**TO DO:** Every entry below should be printed exactly, without its images.

------ RECORDS FOR THIS EXERCISE

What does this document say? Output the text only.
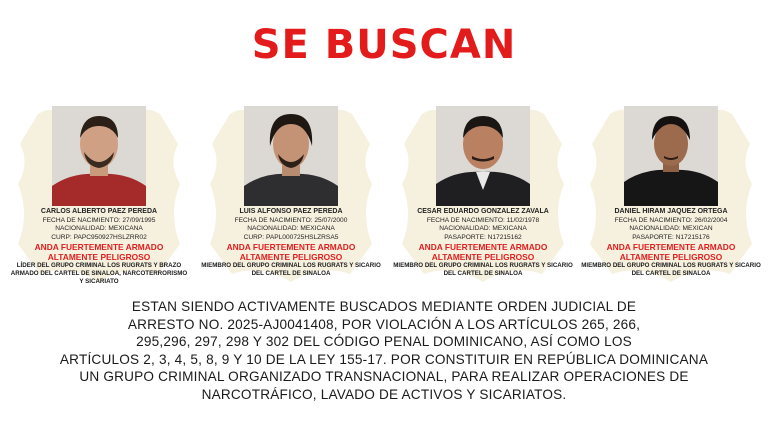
SE BUSCAN
CARLOS ALBERTO PAEZ PEREDA
FECHA DE NACIMIENTO: 27/09/1995
NACIONALIDAD: MEXICANA
CURP: PAPC950927HSLZRR02
ANDA FUERTEMENTE ARMADO
ALTAMENTE PELIGROSO
LÍDER DEL GRUPO CRIMINAL LOS RUGRATS Y BRAZO ARMADO DEL CARTEL DE SINALOA, NARCOTERRORISMO Y SICARIATO
LUIS ALFONSO PAEZ PEREDA
FECHA DE NACIMIENTO: 25/07/2000
NACIONALIDAD: MEXICANA
CURP: PAPL000725HSLZRSA5
ANDA FUERTEMENTE ARMADO
ALTAMENTE PELIGROSO
MIEMBRO DEL GRUPO CRIMINAL LOS RUGRATS Y SICARIO DEL CARTEL DE SINALOA
CESAR EDUARDO GONZALEZ ZAVALA
FECHA DE NACIMIENTO: 11/02/1978
NACIONALIDAD: MEXICANA
PASAPORTE: N17215162
ANDA FUERTEMENTE ARMADO
ALTAMENTE PELIGROSO
MIEMBRO DEL GRUPO CRIMINAL LOS RUGRATS Y SICARIO DEL CARTEL DE SINALOA
DANIEL HIRAM JAQUEZ ORTEGA
FECHA DE NACIMIENTO: 26/02/2004
NACIONALIDAD: MEXICAN
PASAPORTE: N17215176
ANDA FUERTEMENTE ARMADO
ALTAMENTE PELIGROSO
MIEMBRO DEL GRUPO CRIMINAL LOS RUGRATS Y SICARIO DEL CARTEL DE SINALOA
ESTAN SIENDO ACTIVAMENTE BUSCADOS MEDIANTE ORDEN JUDICIAL DE
ARRESTO NO. 2025-AJ0041408, POR VIOLACIÓN A LOS ARTÍCULOS 265, 266,
295,296, 297, 298 Y 302 DEL CÓDIGO PENAL DOMINICANO, ASÍ COMO LOS
ARTÍCULOS 2, 3, 4, 5, 8, 9 Y 10 DE LA LEY 155-17. POR CONSTITUIR EN REPÚBLICA DOMINICANA
UN GRUPO CRIMINAL ORGANIZADO TRANSNACIONAL, PARA REALIZAR OPERACIONES DE
NARCOTRÁFICO, LAVADO DE ACTIVOS Y SICARIATOS.
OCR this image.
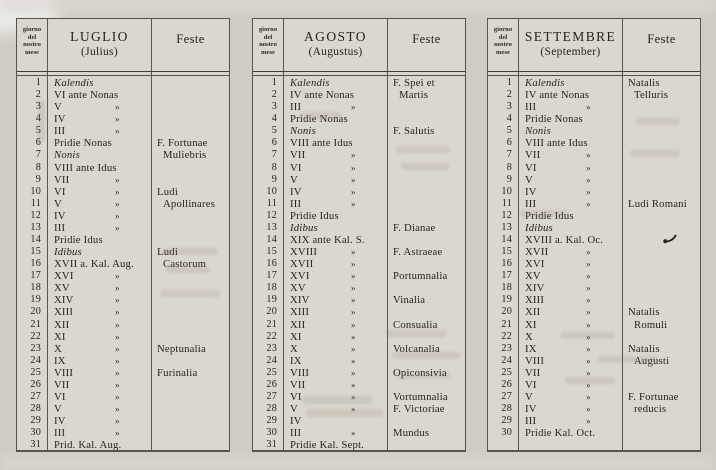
giorno
del
nostro
mese
LUGLIO
(Julius)
Feste
1	Kalendis
2	VI ante Nonas
3	V	»
4	IV	»
5	III	»
6	Pridie Nonas	F. Fortunae
7	Nonis	Muliebris
8	VIII ante Idus
9	VII	»
10	VI	»	Ludi
11	V	»	Apollinares
12	IV	»
13	III	»
14	Pridie Idus
15	Idibus	Ludi
16	XVII a. Kal. Aug.	Castorum
17	XVI	»
18	XV	»
19	XIV	»
20	XIII	»
21	XII	»
22	XI	»
23	X	»	Neptunalia
24	IX	»
25	VIII	»	Furinalia
26	VII	»
27	VI	»
28	V	»
29	IV	»
30	III	»
31	Prid. Kal. Aug.
giorno
del
nostro
mese
AGOSTO
(Augustus)
Feste
1	Kalendis	F. Spei et
2	IV ante Nonas	Martis
3	III	»
4	Pridie Nonas
5	Nonis	F. Salutis
6	VIII ante Idus
7	VII	»
8	VI	»
9	V	»
10	IV	»
11	III	»
12	Pridie Idus
13	Idibus	F. Dianae
14	XIX ante Kal. S.
15	XVIII	»	F. Astraeae
16	XVII	»
17	XVI	»	Portumnalia
18	XV	»
19	XIV	»	Vinalia
20	XIII	»
21	XII	»	Consualia
22	XI	»
23	X	»	Volcanalia
24	IX	»
25	VIII	»	Opiconsivia
26	VII	»
27	VI	»	Vortumnalia
28	V	»	F. Victoriae
29	IV
30	III	»	Mundus
31	Pridie Kal. Sept.
giorno
del
nostro
mese
SETTEMBRE
(September)
Feste
1	Kalendis	Natalis
2	IV ante Nonas	Telluris
3	III	»
4	Pridie Nonas
5	Nonis
6	VIII ante Idus
7	VII	»
8	VI	»
9	V	»
10	IV	»
11	III	»	Ludi Romani
12	Pridie Idus
13	Idibus
14	XVIII a. Kal. Oc.
15	XVII	»
16	XVI	»
17	XV	»
18	XIV	»
19	XIII	»
20	XII	»	Natalis
21	XI	»	Romuli
22	X	»
23	IX	»	Natalis
24	VIII	»	Augusti
25	VII	»
26	VI	»
27	V	»	F. Fortunae
28	IV	»	reducis
29	III	»
30	Pridie Kal. Oct.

------------

**ANSWER:**
What does this document say? Output the text only.
SE BUSCAN
CARLOS ALBERTO PAEZ PEREDA
FECHA DE NACIMIENTO: 27/09/1995
NACIONALIDAD: MEXICANA
CURP: PAPC950927HSLZRR02
ANDA FUERTEMENTE ARMADO
ALTAMENTE PELIGROSO
LÍDER DEL GRUPO CRIMINAL LOS RUGRATS Y BRAZO ARMADO DEL CARTEL DE SINALOA, NARCOTERRORISMO Y SICARIATO
LUIS ALFONSO PAEZ PEREDA
FECHA DE NACIMIENTO: 25/07/2000
NACIONALIDAD: MEXICANA
CURP: PAPL000725HSLZRSA5
ANDA FUERTEMENTE ARMADO
ALTAMENTE PELIGROSO
MIEMBRO DEL GRUPO CRIMINAL LOS RUGRATS Y SICARIO DEL CARTEL DE SINALOA
CESAR EDUARDO GONZALEZ ZAVALA
FECHA DE NACIMIENTO: 11/02/1978
NACIONALIDAD: MEXICANA
PASAPORTE: N17215162
ANDA FUERTEMENTE ARMADO
ALTAMENTE PELIGROSO
MIEMBRO DEL GRUPO CRIMINAL LOS RUGRATS Y SICARIO DEL CARTEL DE SINALOA
DANIEL HIRAM JAQUEZ ORTEGA
FECHA DE NACIMIENTO: 26/02/2004
NACIONALIDAD: MEXICAN
PASAPORTE: N17215176
ANDA FUERTEMENTE ARMADO
ALTAMENTE PELIGROSO
MIEMBRO DEL GRUPO CRIMINAL LOS RUGRATS Y SICARIO DEL CARTEL DE SINALOA
ESTAN SIENDO ACTIVAMENTE BUSCADOS MEDIANTE ORDEN JUDICIAL DE
ARRESTO NO. 2025-AJ0041408, POR VIOLACIÓN A LOS ARTÍCULOS 265, 266,
295,296, 297, 298 Y 302 DEL CÓDIGO PENAL DOMINICANO, ASÍ COMO LOS
ARTÍCULOS 2, 3, 4, 5, 8, 9 Y 10 DE LA LEY 155-17. POR CONSTITUIR EN REPÚBLICA DOMINICANA
UN GRUPO CRIMINAL ORGANIZADO TRANSNACIONAL, PARA REALIZAR OPERACIONES DE
NARCOTRÁFICO, LAVADO DE ACTIVOS Y SICARIATOS.
OCR this image.
giorno
del
nostro
mese
LUGLIO
(Julius)
Feste
1	Kalendis
2	VI ante Nonas
3	V	»
4	IV	»
5	III	»
6	Pridie Nonas	F. Fortunae
7	Nonis	Muliebris
8	VIII ante Idus
9	VII	»
10	VI	»	Ludi
11	V	»	Apollinares
12	IV	»
13	III	»
14	Pridie Idus
15	Idibus	Ludi
16	XVII a. Kal. Aug.	Castorum
17	XVI	»
18	XV	»
19	XIV	»
20	XIII	»
21	XII	»
22	XI	»
23	X	»	Neptunalia
24	IX	»
25	VIII	»	Furinalia
26	VII	»
27	VI	»
28	V	»
29	IV	»
30	III	»
31	Prid. Kal. Aug.
giorno
del
nostro
mese
AGOSTO
(Augustus)
Feste
1	Kalendis	F. Spei et
2	IV ante Nonas	Martis
3	III	»
4	Pridie Nonas
5	Nonis	F. Salutis
6	VIII ante Idus
7	VII	»
8	VI	»
9	V	»
10	IV	»
11	III	»
12	Pridie Idus
13	Idibus	F. Dianae
14	XIX ante Kal. S.
15	XVIII	»	F. Astraeae
16	XVII	»
17	XVI	»	Portumnalia
18	XV	»
19	XIV	»	Vinalia
20	XIII	»
21	XII	»	Consualia
22	XI	»
23	X	»	Volcanalia
24	IX	»
25	VIII	»	Opiconsivia
26	VII	»
27	VI	»	Vortumnalia
28	V	»	F. Victoriae
29	IV
30	III	»	Mundus
31	Pridie Kal. Sept.
giorno
del
nostro
mese
SETTEMBRE
(September)
Feste
1	Kalendis	Natalis
2	IV ante Nonas	Telluris
3	III	»
4	Pridie Nonas
5	Nonis
6	VIII ante Idus
7	VII	»
8	VI	»
9	V	»
10	IV	»
11	III	»	Ludi Romani
12	Pridie Idus
13	Idibus
14	XVIII a. Kal. Oc.
15	XVII	»
16	XVI	»
17	XV	»
18	XIV	»
19	XIII	»
20	XII	»	Natalis
21	XI	»	Romuli
22	X	»
23	IX	»	Natalis
24	VIII	»	Augusti
25	VII	»
26	VI	»
27	V	»	F. Fortunae
28	IV	»	reducis
29	III	»
30	Pridie Kal. Oct.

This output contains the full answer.